Locate the string "data" in the listing below. Copy every line where it is found.

**Extracted entries**:

▼

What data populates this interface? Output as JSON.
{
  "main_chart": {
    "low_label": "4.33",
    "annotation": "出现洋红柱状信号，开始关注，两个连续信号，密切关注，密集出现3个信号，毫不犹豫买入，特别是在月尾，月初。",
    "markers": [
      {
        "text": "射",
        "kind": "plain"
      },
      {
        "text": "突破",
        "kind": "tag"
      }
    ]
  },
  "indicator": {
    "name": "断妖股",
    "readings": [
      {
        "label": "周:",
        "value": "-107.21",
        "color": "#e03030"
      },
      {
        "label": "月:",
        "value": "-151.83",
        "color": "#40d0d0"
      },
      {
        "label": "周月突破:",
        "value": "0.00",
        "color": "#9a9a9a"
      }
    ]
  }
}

▲
▼

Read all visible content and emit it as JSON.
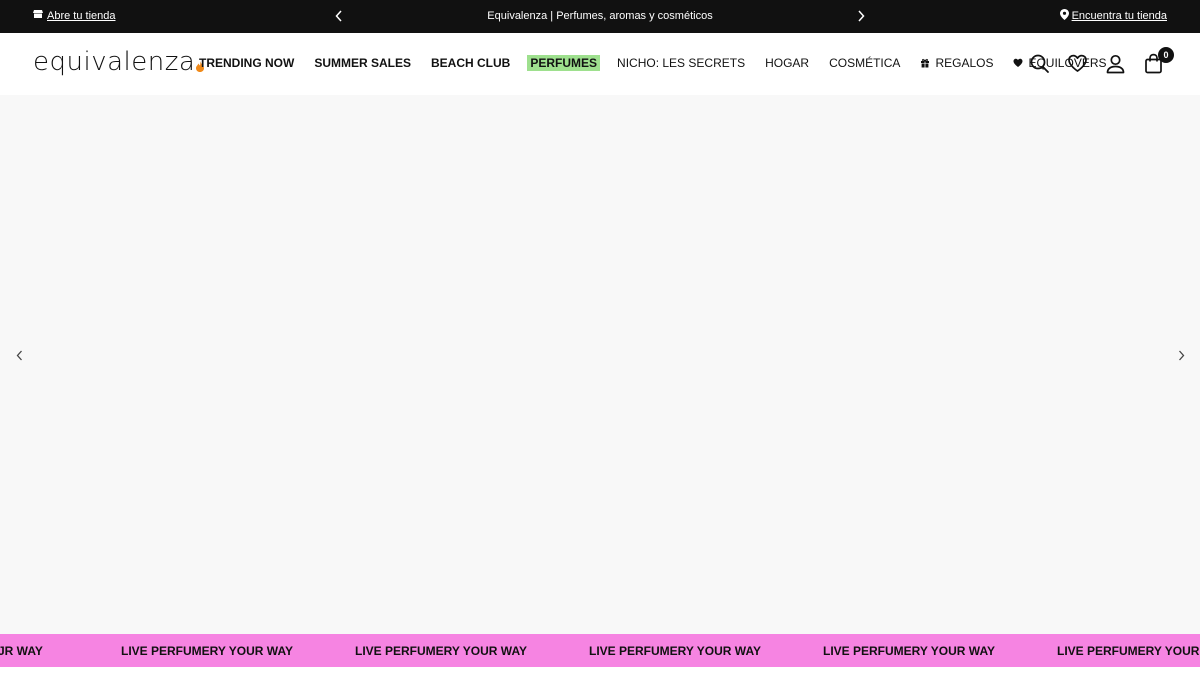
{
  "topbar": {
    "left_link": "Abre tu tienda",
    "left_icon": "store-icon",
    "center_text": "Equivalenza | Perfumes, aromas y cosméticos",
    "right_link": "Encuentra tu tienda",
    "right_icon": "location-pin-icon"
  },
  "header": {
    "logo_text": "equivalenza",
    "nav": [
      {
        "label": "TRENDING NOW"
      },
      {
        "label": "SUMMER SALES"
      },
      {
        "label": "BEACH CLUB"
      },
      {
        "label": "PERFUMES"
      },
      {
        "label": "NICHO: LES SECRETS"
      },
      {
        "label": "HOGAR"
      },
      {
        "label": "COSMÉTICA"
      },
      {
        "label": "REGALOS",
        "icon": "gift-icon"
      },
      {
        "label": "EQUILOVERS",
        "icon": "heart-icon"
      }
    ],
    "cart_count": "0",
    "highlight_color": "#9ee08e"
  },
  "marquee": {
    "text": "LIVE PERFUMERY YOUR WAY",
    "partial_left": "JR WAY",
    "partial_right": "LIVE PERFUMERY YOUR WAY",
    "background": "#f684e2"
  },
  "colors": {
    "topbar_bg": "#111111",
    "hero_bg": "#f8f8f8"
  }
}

▲
▼

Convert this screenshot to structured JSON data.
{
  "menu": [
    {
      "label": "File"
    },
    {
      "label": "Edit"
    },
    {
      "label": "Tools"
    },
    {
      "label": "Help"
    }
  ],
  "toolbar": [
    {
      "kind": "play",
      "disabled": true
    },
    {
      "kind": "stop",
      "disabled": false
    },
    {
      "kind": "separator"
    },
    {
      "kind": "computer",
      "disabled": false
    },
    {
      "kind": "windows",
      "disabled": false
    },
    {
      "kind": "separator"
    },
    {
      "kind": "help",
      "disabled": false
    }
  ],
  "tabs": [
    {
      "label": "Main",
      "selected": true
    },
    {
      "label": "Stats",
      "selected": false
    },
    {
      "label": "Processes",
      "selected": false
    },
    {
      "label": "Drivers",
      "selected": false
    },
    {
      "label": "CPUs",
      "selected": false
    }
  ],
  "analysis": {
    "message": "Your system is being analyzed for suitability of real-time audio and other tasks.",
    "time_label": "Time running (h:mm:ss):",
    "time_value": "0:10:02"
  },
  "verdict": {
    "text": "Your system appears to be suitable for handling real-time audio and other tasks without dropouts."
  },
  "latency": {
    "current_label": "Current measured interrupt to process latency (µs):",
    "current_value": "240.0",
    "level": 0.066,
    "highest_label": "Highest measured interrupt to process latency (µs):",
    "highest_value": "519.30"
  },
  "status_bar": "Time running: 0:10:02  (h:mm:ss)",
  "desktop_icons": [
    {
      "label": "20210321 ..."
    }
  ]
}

▲

**Answer in full**:
What data populates this interface? Output as JSON.
Convert this screenshot to structured JSON data.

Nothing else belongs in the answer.